▸ **The request**:
Below are entries. Pull out all lines containing "time".
+===+
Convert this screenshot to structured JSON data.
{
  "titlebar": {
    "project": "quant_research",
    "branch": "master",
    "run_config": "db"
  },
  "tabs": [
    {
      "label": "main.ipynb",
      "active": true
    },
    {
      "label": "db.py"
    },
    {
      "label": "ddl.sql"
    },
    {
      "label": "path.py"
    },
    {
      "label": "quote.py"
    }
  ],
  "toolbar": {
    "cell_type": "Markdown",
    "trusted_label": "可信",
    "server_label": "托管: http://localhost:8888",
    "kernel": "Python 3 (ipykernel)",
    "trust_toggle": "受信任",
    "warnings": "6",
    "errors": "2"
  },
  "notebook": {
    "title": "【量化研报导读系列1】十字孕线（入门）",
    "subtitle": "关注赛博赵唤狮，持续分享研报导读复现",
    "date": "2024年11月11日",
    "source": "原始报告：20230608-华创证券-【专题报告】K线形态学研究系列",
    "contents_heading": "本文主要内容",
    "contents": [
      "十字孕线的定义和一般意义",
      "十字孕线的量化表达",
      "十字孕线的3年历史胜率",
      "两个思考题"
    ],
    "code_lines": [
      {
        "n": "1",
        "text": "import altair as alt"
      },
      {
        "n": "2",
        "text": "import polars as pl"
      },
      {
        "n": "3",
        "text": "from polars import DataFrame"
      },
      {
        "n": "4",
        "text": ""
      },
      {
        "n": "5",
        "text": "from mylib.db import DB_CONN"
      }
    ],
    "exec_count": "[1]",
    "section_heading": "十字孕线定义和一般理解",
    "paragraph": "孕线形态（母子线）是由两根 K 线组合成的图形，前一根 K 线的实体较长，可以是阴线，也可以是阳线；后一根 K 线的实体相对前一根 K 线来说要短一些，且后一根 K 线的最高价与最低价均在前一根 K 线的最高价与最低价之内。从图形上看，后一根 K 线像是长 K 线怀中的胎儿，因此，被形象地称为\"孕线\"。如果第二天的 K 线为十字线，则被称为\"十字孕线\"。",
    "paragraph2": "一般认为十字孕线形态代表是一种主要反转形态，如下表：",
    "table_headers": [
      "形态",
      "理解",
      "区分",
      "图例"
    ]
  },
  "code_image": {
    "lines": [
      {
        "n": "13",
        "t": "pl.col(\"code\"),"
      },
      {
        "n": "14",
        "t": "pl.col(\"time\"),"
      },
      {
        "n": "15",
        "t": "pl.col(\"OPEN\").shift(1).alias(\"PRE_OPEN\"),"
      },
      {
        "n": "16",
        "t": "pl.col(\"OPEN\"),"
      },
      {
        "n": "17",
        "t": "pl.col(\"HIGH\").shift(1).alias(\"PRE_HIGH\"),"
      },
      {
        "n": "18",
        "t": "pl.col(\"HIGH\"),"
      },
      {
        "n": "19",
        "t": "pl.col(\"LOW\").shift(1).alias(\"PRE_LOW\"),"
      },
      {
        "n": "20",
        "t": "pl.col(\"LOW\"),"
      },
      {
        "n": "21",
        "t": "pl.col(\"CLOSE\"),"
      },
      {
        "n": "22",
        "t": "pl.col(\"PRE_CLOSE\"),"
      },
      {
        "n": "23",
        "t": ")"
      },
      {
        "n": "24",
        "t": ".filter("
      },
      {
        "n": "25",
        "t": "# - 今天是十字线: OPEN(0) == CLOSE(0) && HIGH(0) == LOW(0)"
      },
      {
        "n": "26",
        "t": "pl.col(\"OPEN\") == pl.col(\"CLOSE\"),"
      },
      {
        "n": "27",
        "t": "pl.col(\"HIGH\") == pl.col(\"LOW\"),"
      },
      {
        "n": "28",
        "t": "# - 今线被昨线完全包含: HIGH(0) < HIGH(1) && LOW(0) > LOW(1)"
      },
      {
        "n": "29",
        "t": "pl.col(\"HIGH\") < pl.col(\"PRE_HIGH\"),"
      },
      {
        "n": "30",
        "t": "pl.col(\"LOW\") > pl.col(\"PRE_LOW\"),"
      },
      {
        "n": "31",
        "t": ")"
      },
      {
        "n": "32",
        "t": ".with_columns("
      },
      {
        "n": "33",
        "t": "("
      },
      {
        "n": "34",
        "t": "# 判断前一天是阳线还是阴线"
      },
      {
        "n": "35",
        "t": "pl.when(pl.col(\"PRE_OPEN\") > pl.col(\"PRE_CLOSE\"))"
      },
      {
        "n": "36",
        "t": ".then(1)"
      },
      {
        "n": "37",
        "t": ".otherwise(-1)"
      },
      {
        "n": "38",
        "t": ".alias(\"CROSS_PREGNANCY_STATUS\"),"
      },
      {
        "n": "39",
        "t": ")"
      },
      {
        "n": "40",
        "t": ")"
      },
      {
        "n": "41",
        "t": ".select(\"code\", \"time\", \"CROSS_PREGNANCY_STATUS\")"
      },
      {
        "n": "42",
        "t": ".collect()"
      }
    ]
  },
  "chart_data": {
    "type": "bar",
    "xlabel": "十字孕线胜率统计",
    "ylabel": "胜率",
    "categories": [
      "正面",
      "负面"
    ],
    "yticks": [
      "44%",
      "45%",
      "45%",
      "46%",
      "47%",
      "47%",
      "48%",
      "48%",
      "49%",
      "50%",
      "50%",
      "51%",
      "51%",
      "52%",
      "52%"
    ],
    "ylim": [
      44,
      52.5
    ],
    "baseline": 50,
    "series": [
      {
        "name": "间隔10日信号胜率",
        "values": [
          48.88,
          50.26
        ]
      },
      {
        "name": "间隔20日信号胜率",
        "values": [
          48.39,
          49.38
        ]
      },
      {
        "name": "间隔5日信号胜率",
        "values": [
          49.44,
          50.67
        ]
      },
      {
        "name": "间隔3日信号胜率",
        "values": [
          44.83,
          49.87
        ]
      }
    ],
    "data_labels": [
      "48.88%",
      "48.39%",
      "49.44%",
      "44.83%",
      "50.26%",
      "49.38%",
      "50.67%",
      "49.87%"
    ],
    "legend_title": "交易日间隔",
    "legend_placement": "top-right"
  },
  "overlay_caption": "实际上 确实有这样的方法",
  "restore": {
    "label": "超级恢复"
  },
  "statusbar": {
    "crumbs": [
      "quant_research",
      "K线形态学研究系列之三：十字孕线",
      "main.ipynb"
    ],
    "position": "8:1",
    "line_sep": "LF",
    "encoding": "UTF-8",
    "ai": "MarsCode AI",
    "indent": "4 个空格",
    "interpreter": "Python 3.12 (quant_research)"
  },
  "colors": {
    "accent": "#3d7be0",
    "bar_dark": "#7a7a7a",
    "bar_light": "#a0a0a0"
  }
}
+===+
▸ **Task result**:
        "t": "pl.col(\"time\"),"
        "t": ".select(\"code\", \"time\", \"CROSS_PREGNANCY_STATUS\")"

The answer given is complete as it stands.